Challenge -
Identify and pull out each line of the entries in which "heart" occurs.

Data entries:

········

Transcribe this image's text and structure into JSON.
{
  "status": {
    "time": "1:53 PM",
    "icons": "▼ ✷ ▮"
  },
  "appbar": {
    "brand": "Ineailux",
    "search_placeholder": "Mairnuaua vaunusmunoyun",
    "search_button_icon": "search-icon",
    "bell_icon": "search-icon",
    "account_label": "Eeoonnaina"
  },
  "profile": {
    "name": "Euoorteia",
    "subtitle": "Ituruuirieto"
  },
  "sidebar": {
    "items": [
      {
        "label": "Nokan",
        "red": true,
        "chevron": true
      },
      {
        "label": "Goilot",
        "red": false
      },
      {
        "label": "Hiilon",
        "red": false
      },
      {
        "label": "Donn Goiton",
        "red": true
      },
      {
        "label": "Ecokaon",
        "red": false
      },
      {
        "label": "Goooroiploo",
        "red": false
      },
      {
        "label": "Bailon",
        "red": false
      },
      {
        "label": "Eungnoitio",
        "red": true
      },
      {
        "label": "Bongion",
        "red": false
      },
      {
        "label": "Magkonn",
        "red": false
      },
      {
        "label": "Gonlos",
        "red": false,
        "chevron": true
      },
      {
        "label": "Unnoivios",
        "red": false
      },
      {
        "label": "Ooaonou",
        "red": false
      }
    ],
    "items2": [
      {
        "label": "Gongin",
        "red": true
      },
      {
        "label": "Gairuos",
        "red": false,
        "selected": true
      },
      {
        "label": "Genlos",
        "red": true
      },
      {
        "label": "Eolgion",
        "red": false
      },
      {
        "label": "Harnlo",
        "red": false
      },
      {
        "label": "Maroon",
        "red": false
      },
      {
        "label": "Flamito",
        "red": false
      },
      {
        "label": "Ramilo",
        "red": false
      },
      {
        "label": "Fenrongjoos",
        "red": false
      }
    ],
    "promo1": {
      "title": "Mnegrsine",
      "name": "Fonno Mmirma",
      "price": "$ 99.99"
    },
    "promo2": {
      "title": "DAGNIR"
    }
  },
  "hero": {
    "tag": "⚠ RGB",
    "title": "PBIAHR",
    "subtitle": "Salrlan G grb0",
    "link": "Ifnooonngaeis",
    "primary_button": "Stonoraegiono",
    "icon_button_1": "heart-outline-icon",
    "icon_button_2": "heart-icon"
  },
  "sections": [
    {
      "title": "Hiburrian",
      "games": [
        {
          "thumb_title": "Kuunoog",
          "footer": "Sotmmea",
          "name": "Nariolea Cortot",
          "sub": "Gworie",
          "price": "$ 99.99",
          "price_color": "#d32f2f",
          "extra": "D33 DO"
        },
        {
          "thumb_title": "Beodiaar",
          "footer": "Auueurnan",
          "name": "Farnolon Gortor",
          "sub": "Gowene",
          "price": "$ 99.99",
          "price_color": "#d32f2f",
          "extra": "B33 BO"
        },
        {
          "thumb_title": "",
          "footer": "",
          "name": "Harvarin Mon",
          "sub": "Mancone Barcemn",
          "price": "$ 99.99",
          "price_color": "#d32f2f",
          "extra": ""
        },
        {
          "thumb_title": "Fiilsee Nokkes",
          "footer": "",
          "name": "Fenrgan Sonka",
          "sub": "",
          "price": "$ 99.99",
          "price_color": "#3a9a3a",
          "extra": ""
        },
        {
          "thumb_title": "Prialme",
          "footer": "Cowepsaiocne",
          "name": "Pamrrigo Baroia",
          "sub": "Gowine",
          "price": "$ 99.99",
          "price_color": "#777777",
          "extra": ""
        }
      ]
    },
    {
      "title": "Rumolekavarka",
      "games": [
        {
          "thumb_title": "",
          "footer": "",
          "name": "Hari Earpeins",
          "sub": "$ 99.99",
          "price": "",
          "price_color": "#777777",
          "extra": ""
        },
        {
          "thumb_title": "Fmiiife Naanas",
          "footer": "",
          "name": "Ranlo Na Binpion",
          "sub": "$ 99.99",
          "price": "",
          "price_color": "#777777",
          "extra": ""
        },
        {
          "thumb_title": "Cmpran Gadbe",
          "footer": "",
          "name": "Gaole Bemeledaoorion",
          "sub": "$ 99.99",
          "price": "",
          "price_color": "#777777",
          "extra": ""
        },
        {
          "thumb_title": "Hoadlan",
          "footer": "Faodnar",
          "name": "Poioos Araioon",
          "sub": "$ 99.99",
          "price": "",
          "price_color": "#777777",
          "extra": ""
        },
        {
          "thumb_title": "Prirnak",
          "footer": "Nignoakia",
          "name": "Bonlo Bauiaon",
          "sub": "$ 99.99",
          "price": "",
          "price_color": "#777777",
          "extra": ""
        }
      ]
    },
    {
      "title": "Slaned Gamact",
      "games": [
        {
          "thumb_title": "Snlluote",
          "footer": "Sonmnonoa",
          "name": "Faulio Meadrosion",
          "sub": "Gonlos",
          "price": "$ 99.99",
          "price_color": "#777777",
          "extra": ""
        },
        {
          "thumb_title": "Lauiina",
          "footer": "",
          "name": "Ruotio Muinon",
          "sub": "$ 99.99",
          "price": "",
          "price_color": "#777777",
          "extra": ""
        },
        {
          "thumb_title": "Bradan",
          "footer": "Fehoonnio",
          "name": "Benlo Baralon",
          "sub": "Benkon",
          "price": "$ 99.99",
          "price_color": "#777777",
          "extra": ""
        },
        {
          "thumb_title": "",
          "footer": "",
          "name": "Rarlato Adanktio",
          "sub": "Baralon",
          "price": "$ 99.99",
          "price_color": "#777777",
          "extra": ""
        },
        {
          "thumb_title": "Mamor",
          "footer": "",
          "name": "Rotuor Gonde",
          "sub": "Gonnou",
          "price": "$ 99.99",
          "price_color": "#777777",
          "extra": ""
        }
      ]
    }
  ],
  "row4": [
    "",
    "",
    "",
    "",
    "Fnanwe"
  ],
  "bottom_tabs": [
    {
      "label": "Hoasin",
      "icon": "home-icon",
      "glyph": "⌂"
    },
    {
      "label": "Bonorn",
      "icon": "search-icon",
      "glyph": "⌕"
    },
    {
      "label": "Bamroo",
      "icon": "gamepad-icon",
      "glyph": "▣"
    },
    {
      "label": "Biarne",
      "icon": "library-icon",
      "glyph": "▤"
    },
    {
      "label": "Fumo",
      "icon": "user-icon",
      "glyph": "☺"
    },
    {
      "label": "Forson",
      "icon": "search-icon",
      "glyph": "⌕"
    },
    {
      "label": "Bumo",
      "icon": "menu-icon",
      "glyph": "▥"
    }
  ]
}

········

Result of the task -
    "icon_button_1": "heart-outline-icon",
    "icon_button_2": "heart-icon"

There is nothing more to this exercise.